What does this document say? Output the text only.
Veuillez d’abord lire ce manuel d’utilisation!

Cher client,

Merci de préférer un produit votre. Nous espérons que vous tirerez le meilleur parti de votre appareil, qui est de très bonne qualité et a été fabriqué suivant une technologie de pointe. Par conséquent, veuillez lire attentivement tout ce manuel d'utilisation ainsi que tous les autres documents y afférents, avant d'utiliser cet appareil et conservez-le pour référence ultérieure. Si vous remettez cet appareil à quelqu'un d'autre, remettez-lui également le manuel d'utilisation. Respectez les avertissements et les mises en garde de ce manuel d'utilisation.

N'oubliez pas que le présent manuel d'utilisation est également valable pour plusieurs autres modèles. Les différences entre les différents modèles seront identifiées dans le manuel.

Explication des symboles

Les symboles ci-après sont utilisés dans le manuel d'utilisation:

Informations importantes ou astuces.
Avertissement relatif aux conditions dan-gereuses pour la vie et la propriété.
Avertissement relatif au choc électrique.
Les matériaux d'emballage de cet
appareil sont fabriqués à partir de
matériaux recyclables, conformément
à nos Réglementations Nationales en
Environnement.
================
Every entry should be printed again exactly as it stands.

What does this document say? Output the text only.
Veuillez d’abord lire ce manuel d’utilisation!

Cher client,

Merci de préférer un produit votre. Nous espérons que vous tirerez le meilleur parti de votre appareil, qui est de très bonne qualité et a été fabriqué suivant une technologie de pointe. Par conséquent, veuillez lire attentivement tout ce manuel d'utilisation ainsi que tous les autres documents y afférents, avant d'utiliser cet appareil et conservez-le pour référence ultérieure. Si vous remettez cet appareil à quelqu'un d'autre, remettez-lui également le manuel d'utilisation. Respectez les avertissements et les mises en garde de ce manuel d'utilisation.

N'oubliez pas que le présent manuel d'utilisation est également valable pour plusieurs autres modèles. Les différences entre les différents modèles seront identifiées dans le manuel.

Explication des symboles

Les symboles ci-après sont utilisés dans le manuel d'utilisation:

Informations importantes ou astuces.
Avertissement relatif aux conditions dan-gereuses pour la vie et la propriété.
Avertissement relatif au choc électrique.
Les matériaux d'emballage de cet
appareil sont fabriqués à partir de
matériaux recyclables, conformément
à nos Réglementations Nationales en
Environnement.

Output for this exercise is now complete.